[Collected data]
* start *
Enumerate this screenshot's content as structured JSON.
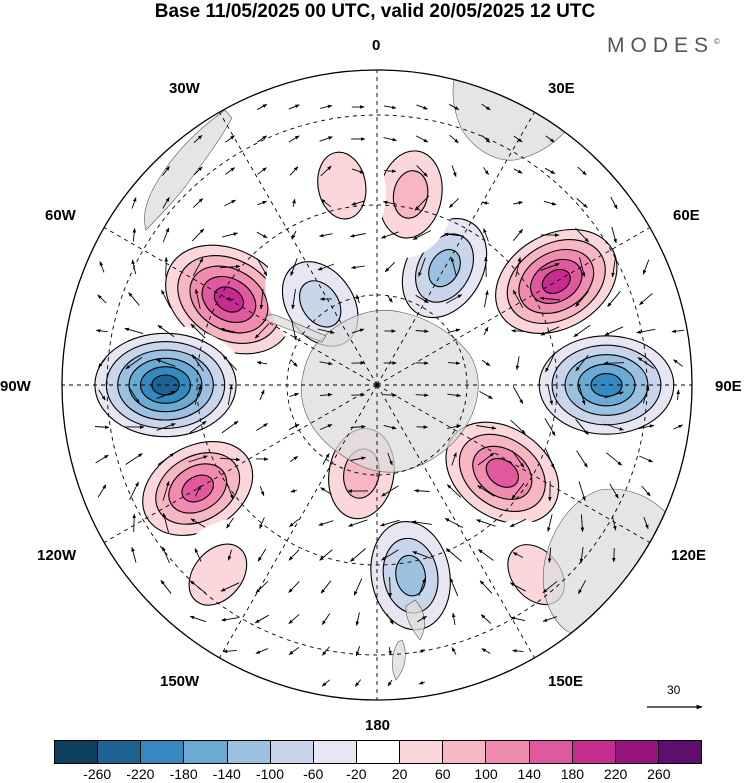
{
  "title": "Base 11/05/2025 00 UTC, valid 20/05/2025 12 UTC",
  "brand": "MODES",
  "brand_mark": "©",
  "longitude_labels": [
    "0",
    "30E",
    "60E",
    "90E",
    "120E",
    "150E",
    "180",
    "150W",
    "120W",
    "90W",
    "60W",
    "30W"
  ],
  "vector_scale_label": "30",
  "colorbar": {
    "colors": [
      "#0f3f5f",
      "#1c6293",
      "#3689be",
      "#6aaad5",
      "#9cc1e0",
      "#c9d5ea",
      "#e7e6f2",
      "#ffffff",
      "#fbd7db",
      "#f6b6c2",
      "#f08cb0",
      "#e0589e",
      "#c82b8f",
      "#9a1480",
      "#5e0f6b"
    ],
    "ticks": [
      "-260",
      "-220",
      "-180",
      "-140",
      "-100",
      "-60",
      "-20",
      "20",
      "60",
      "100",
      "140",
      "180",
      "220",
      "260"
    ]
  },
  "anomalies": [
    {
      "lon": -60,
      "colat": 38,
      "value": 230
    },
    {
      "lon": -90,
      "colat": 47,
      "value": -245
    },
    {
      "lon": -120,
      "colat": 46,
      "value": 160
    },
    {
      "lon": 60,
      "colat": 46,
      "value": 200
    },
    {
      "lon": 90,
      "colat": 51,
      "value": -230
    },
    {
      "lon": 125,
      "colat": 34,
      "value": 190
    },
    {
      "lon": 170,
      "colat": 43,
      "value": -150
    },
    {
      "lon": -170,
      "colat": 20,
      "value": 100
    },
    {
      "lon": 30,
      "colat": 30,
      "value": -130
    },
    {
      "lon": -35,
      "colat": 22,
      "value": -110
    },
    {
      "lon": 10,
      "colat": 43,
      "value": 80
    },
    {
      "lon": -10,
      "colat": 45,
      "value": 60
    },
    {
      "lon": -140,
      "colat": 55,
      "value": 70
    },
    {
      "lon": 140,
      "colat": 55,
      "value": 60
    }
  ]
}
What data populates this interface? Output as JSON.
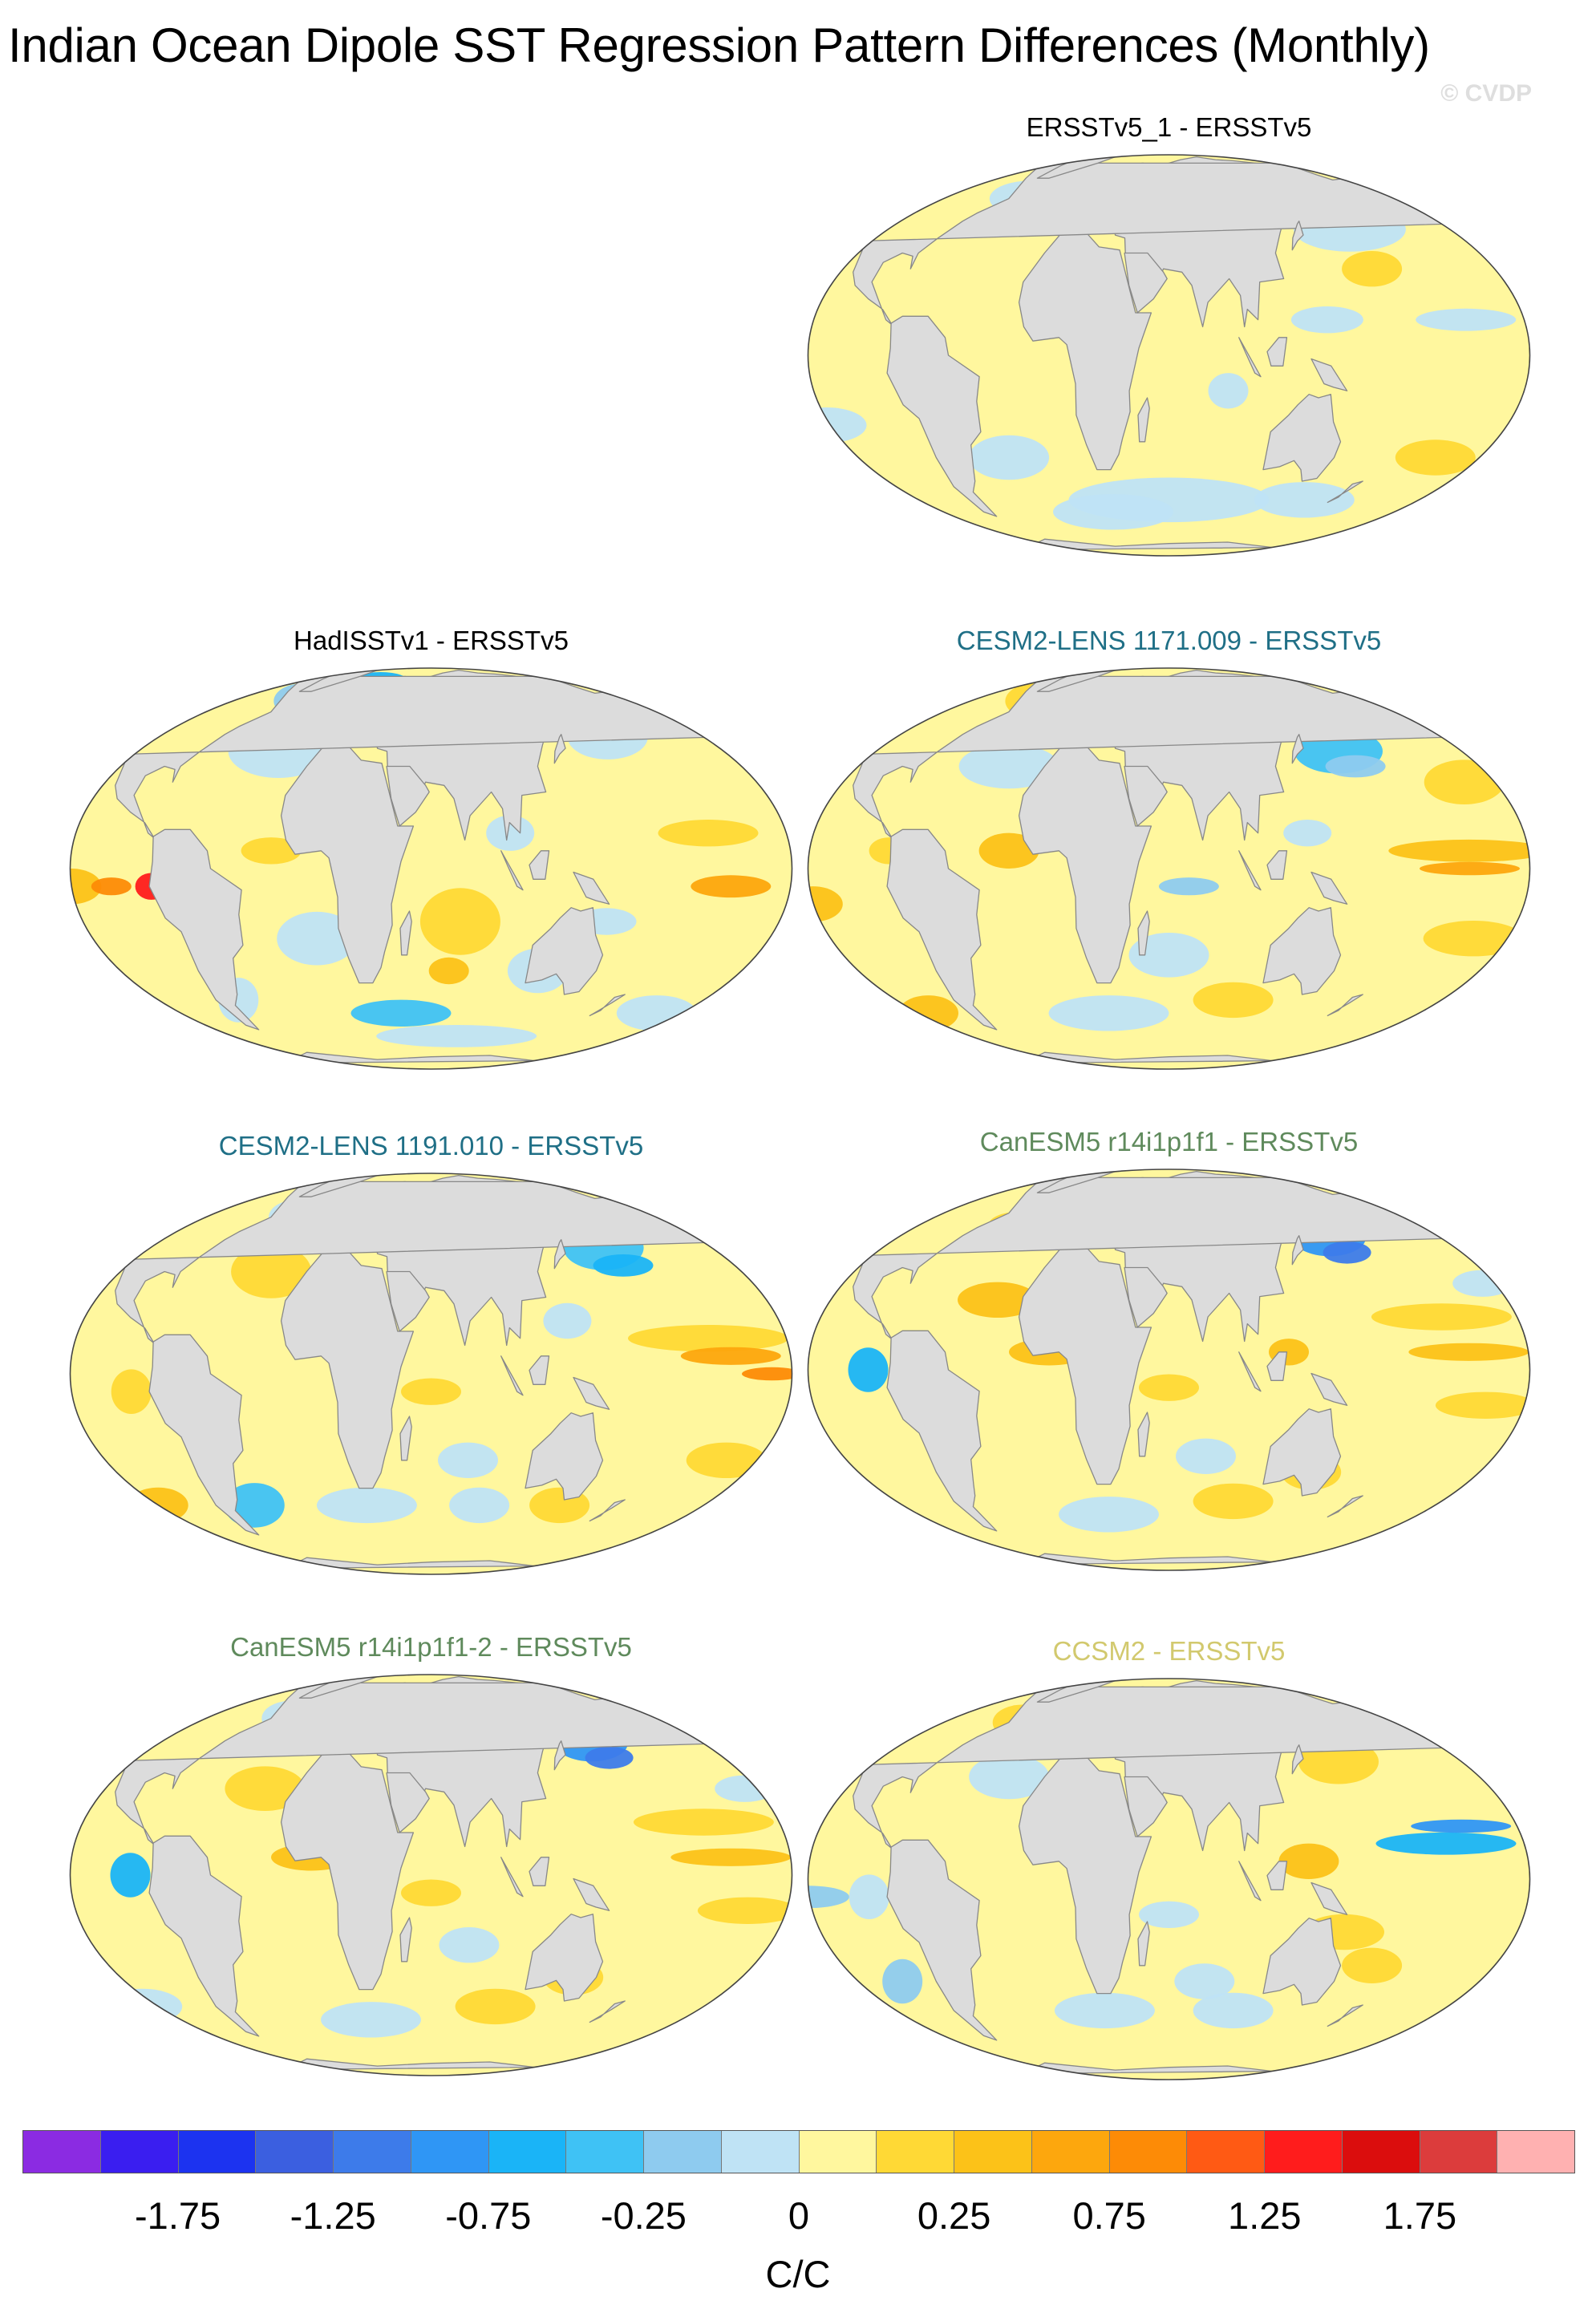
{
  "title": "Indian Ocean Dipole SST Regression Pattern Differences (Monthly)",
  "watermark": "© CVDP",
  "panels": [
    {
      "title": "ERSSTv5_1 - ERSSTv5",
      "color": "#000000"
    },
    {
      "title": "HadISSTv1 - ERSSTv5",
      "color": "#000000"
    },
    {
      "title": "CESM2-LENS 1171.009 - ERSSTv5",
      "color": "#1f6f86"
    },
    {
      "title": "CESM2-LENS 1191.010 - ERSSTv5",
      "color": "#1f6f86"
    },
    {
      "title": "CanESM5 r14i1p1f1 - ERSSTv5",
      "color": "#5f8a5c"
    },
    {
      "title": "CanESM5 r14i1p1f1-2 - ERSSTv5",
      "color": "#5f8a5c"
    },
    {
      "title": "CCSM2 - ERSSTv5",
      "color": "#d2c96e"
    }
  ],
  "colorbar": {
    "colors": [
      "#8b2be2",
      "#3a1ef0",
      "#1c33f0",
      "#3b5fe0",
      "#3d7bea",
      "#2f96f5",
      "#1ab4f7",
      "#3fc2f5",
      "#8ecbef",
      "#bfe3f5",
      "#fff79e",
      "#ffd935",
      "#fcc218",
      "#fda70d",
      "#fd8b06",
      "#ff5a14",
      "#ff1c1c",
      "#db0d0d",
      "#dc3c3c",
      "#ffb1b1"
    ],
    "labels": [
      "-1.75",
      "-1.25",
      "-0.75",
      "-0.25",
      "0",
      "0.25",
      "0.75",
      "1.25",
      "1.75"
    ],
    "units": "C/C"
  },
  "map_colors": {
    "land": "#dcdcdc",
    "coast": "#888888",
    "ocean_base": "#fff79e"
  }
}
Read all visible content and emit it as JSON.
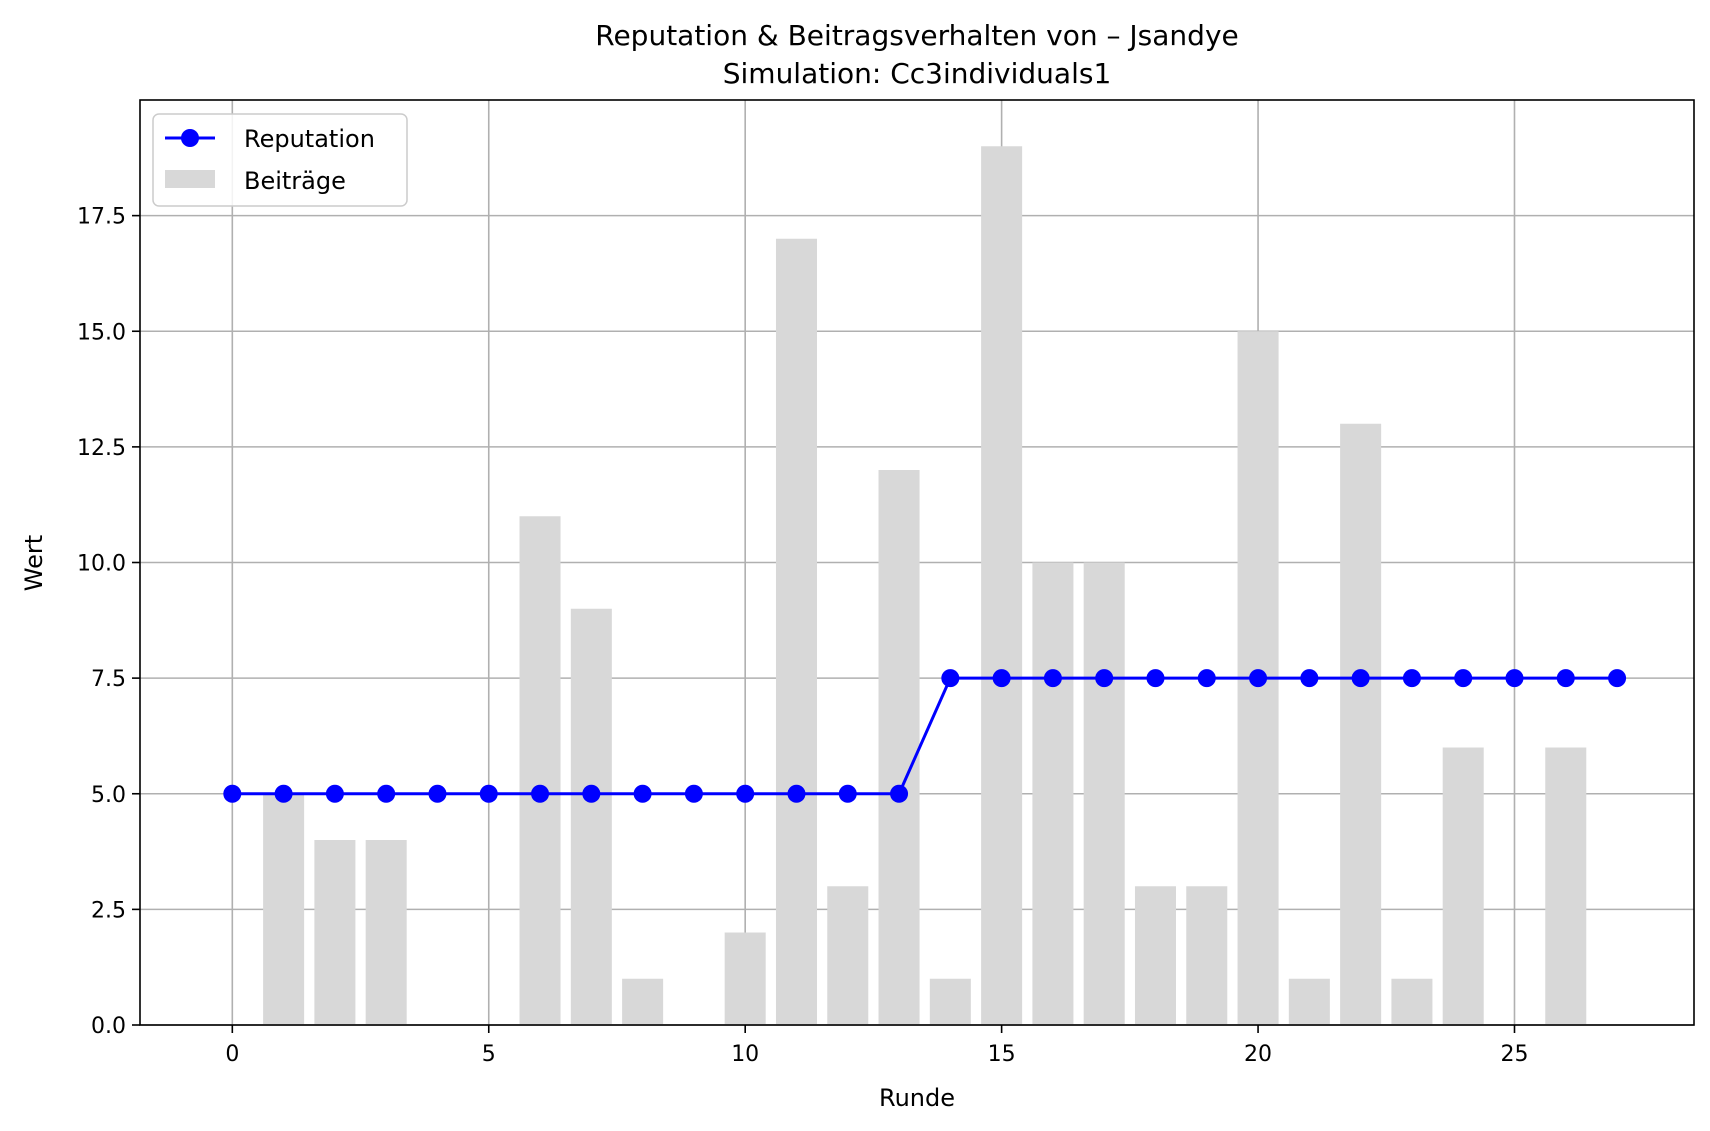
{
  "chart_data": {
    "type": "bar",
    "title": "Reputation & Beitragsverhalten von – Jsandye",
    "subtitle": "Simulation: Cc3individuals1",
    "xlabel": "Runde",
    "ylabel": "Wert",
    "xlim": [
      -1.8,
      28.5
    ],
    "ylim": [
      0,
      20
    ],
    "x_ticks": [
      0,
      5,
      10,
      15,
      20,
      25
    ],
    "y_ticks": [
      0.0,
      2.5,
      5.0,
      7.5,
      10.0,
      12.5,
      15.0,
      17.5
    ],
    "x_tick_labels": [
      "0",
      "5",
      "10",
      "15",
      "20",
      "25"
    ],
    "y_tick_labels": [
      "0.0",
      "2.5",
      "5.0",
      "7.5",
      "10.0",
      "12.5",
      "15.0",
      "17.5"
    ],
    "grid": true,
    "legend_position": "top-left",
    "series": [
      {
        "name": "Reputation",
        "kind": "line",
        "color": "#0000ff",
        "x": [
          0,
          1,
          2,
          3,
          4,
          5,
          6,
          7,
          8,
          9,
          10,
          11,
          12,
          13,
          14,
          15,
          16,
          17,
          18,
          19,
          20,
          21,
          22,
          23,
          24,
          25,
          26,
          27
        ],
        "values": [
          5,
          5,
          5,
          5,
          5,
          5,
          5,
          5,
          5,
          5,
          5,
          5,
          5,
          5,
          7.5,
          7.5,
          7.5,
          7.5,
          7.5,
          7.5,
          7.5,
          7.5,
          7.5,
          7.5,
          7.5,
          7.5,
          7.5,
          7.5
        ]
      },
      {
        "name": "Beiträge",
        "kind": "bar",
        "color": "#d8d8d8",
        "x": [
          0,
          1,
          2,
          3,
          4,
          5,
          6,
          7,
          8,
          9,
          10,
          11,
          12,
          13,
          14,
          15,
          16,
          17,
          18,
          19,
          20,
          21,
          22,
          23,
          24,
          25,
          26,
          27
        ],
        "values": [
          0,
          5,
          4,
          4,
          0,
          0,
          11,
          9,
          1,
          0,
          2,
          17,
          3,
          12,
          1,
          19,
          10,
          10,
          3,
          3,
          15,
          1,
          13,
          1,
          6,
          0,
          6,
          0
        ]
      }
    ]
  }
}
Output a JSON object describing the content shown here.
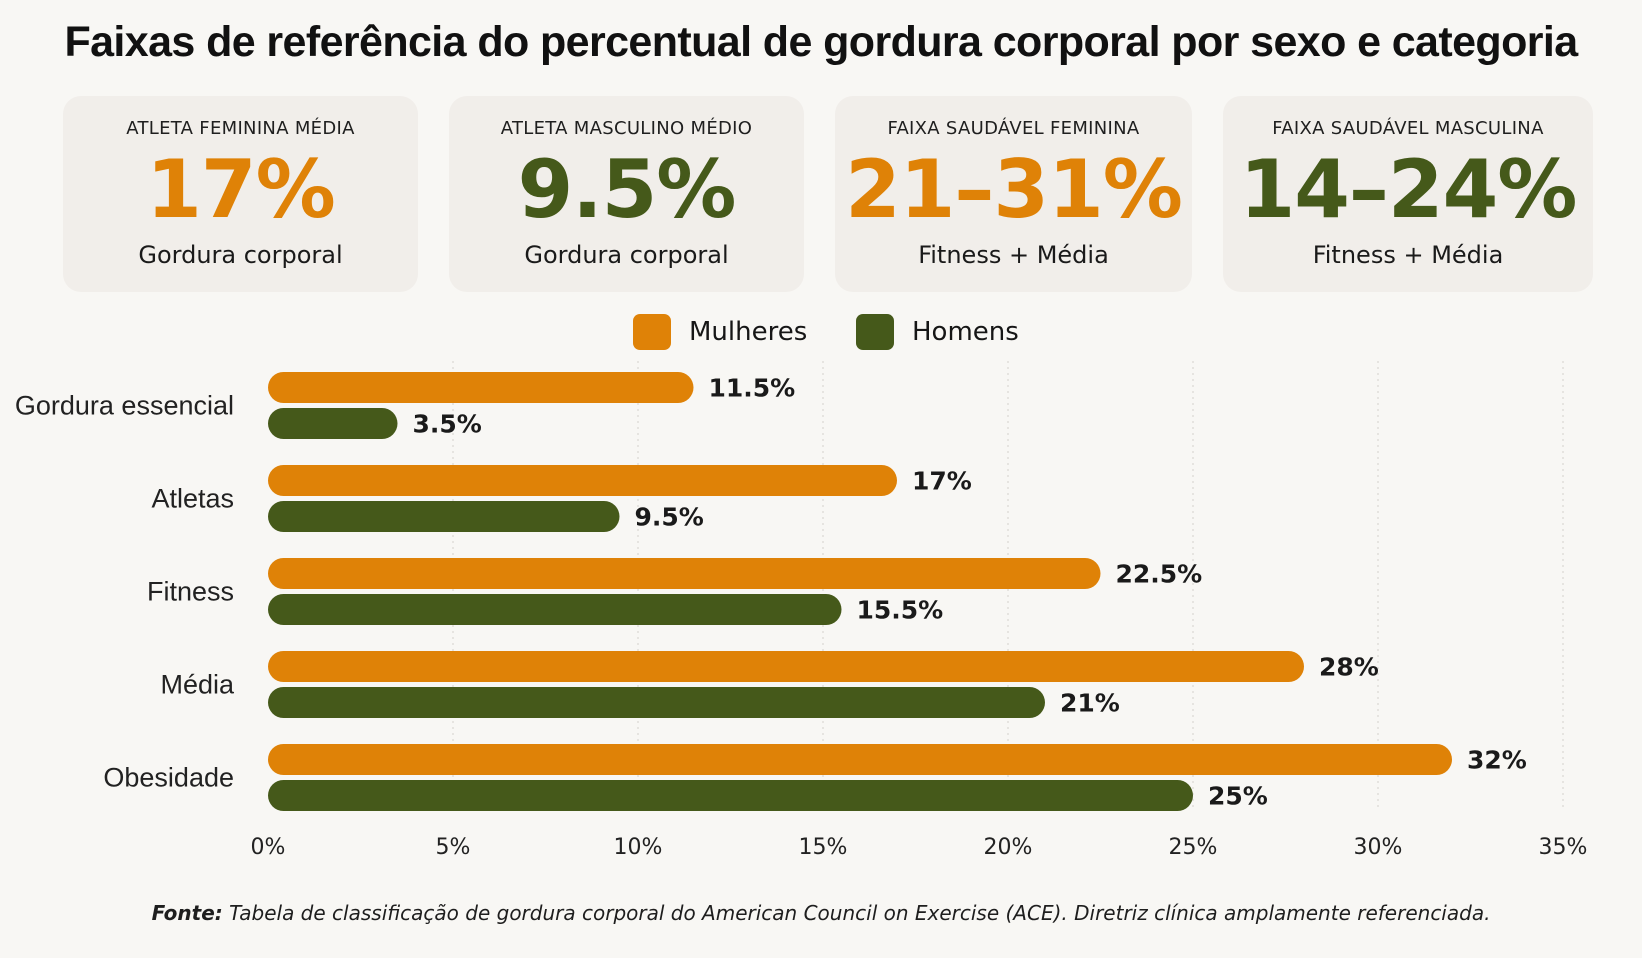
* end *
Instructions to follow: Where a line above contains the word "Reputation", copy that line.

Output below:
    "title": "Reputation & Beitragsverhalten von – Jsandye",
        "name": "Reputation",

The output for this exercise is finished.